-- START OF PAGE EXCERPT --

There's a question which asks the students to derive the following relation between S, V and N:

$S(V,N) = Nkln(V)$

A simple solution that is hinted is to use the differential form of the fundamental entropy equation and realizing the following identities (assuming an ideal gas):

$\frac{P}{T} = (\frac{\partial S}{\partial V})_{U,N}=\frac{Nk}{V}$

$ds = Nk\int \frac{dV}{V} \rightarrow \Delta S = Nkln(\frac{V_2}{V_1})$

Now, I've meditated about and have been asked by several students the following question: could we arrive to the same (or equivalent) expression through a chemical potential route? After all, we need an expression that relates S both to N and V. Unfortunately, I have not been able to give a satisfactory answer.

Here's what I've tried, arriving to some ugly looking equation that intuitively looks incorrect to me:

Use the definition: $\frac{\mu_j}{T}=-(\frac{\partial S}{\partial N_j})_{U,V,N_{j\neq i}}$, which also stems from the fundamental differential entropy equation.

-- END OF PAGE EXCERPT --

- DIRECTIVE 1 -
Translate this sentence from the entropy post into Spanish: "Unfortunately, I have not been able to give a satisfactory answer."
- DIRECTIVE 2 -
Write what comes next in the entropy post, picking up right after its last sentence.
The entries after this point are not needed for any of the work here.

-- START OF RECORDS SUPPLIED --

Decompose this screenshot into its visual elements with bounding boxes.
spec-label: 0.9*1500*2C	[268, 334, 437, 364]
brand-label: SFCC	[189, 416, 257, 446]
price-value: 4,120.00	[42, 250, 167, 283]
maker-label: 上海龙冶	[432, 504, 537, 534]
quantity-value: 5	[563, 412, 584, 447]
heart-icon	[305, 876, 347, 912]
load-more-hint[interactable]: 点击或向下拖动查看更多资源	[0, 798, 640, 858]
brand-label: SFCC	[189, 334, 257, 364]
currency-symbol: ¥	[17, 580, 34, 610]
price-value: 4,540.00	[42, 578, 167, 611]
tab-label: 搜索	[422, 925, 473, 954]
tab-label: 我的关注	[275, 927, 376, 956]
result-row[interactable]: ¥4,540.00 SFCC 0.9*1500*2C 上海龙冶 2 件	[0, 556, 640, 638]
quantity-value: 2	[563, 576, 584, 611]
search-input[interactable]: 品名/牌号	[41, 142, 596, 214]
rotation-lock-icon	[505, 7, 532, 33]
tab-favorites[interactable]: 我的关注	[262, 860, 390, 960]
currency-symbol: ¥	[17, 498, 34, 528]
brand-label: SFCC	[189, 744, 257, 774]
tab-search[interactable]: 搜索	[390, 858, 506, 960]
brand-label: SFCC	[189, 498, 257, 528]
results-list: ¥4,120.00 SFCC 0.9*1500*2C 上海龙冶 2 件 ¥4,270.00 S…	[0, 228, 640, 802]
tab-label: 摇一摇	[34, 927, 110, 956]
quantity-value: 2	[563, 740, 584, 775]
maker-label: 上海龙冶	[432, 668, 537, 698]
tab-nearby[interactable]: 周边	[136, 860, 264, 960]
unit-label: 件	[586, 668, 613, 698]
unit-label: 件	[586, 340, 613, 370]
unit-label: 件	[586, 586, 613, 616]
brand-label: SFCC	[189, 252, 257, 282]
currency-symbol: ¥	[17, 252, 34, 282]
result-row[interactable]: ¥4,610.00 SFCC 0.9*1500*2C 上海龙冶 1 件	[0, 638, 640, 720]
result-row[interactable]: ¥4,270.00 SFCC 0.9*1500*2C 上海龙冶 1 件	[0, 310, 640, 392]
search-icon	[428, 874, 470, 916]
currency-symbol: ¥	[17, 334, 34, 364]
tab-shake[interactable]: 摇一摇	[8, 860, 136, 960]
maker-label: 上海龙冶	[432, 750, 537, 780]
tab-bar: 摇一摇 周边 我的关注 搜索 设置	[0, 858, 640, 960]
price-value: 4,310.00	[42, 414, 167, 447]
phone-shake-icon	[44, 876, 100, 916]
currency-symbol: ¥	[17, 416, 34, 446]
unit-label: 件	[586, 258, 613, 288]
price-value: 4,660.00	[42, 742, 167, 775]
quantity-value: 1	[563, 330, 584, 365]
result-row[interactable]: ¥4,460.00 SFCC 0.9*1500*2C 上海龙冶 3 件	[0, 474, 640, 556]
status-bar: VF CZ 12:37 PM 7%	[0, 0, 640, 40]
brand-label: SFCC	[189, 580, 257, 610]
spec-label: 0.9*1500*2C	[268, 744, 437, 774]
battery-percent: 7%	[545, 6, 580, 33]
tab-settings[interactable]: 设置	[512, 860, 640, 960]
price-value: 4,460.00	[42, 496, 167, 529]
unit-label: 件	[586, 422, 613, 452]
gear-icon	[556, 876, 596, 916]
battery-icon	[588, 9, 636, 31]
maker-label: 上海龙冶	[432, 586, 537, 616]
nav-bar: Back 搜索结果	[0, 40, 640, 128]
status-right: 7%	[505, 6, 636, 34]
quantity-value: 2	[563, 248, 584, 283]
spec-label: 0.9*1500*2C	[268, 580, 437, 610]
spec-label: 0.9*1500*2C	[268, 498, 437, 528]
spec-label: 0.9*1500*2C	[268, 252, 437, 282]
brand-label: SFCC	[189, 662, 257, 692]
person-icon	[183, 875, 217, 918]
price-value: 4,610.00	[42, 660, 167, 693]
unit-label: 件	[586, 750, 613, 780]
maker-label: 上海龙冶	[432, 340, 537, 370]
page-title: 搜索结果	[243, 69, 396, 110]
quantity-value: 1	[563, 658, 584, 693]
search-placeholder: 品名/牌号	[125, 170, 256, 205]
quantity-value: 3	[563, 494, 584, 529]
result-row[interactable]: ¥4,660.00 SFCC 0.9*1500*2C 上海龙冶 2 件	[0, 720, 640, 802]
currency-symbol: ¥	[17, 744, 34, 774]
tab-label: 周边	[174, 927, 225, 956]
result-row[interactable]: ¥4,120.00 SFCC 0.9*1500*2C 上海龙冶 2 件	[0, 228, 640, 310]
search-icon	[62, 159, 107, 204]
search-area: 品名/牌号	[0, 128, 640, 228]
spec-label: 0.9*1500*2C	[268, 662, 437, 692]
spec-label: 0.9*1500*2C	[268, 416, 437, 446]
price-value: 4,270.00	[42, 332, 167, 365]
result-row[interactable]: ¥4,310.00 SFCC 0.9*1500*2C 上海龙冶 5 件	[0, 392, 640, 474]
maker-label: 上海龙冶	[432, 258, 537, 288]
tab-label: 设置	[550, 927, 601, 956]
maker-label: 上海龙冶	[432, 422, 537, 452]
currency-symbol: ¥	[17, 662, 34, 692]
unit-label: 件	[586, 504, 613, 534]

-- END OF RECORDS SUPPLIED --

- EXPECTED ANSWER 1 -
Desafortunadamente, no he podido dar una respuesta satisfactoria.

- EXPECTED ANSWER 2 -
Now I make the assumption that the chemical potential is equal to the density of molecules in the ideal gas. This is what I'm most dubious about, although I couldn't think of another way in which to have a relation to it. If that holds, I can then write the following identities:

$\mu = \frac{n}{V}$ then $P=\mu kT$

$\frac{-P}{T^2k} = \frac{\mu}{T} = (\frac{\partial S}{\partial N_j})_{U,V,N_{j\neq i}}$

Now because $P = \frac{nkT}{V}$,

$\frac{-P}{T^2k} = \frac{-nkT}{VT^2k}=\frac{-n}{VT}=(\frac{\partial S}{\partial N_j})_{U,V,N_{j\neq i}}$

Which I think can be solved:

$\int dS = \int \frac{-n}{VT}dn \rightarrow \Delta S = -\frac{\Delta n^2}{2VT}$

This result doesn't really make much sense to me (a negative entropy (?)). I'm a bit confused, because the first 'route' seems so simple but this second attempt looks fairly involved.

So, what I wrong in my logic? Apologies beforehand if I'm doing something egregiously wrong, it's been awhile since I've had to solve these 'pen and paper' problems.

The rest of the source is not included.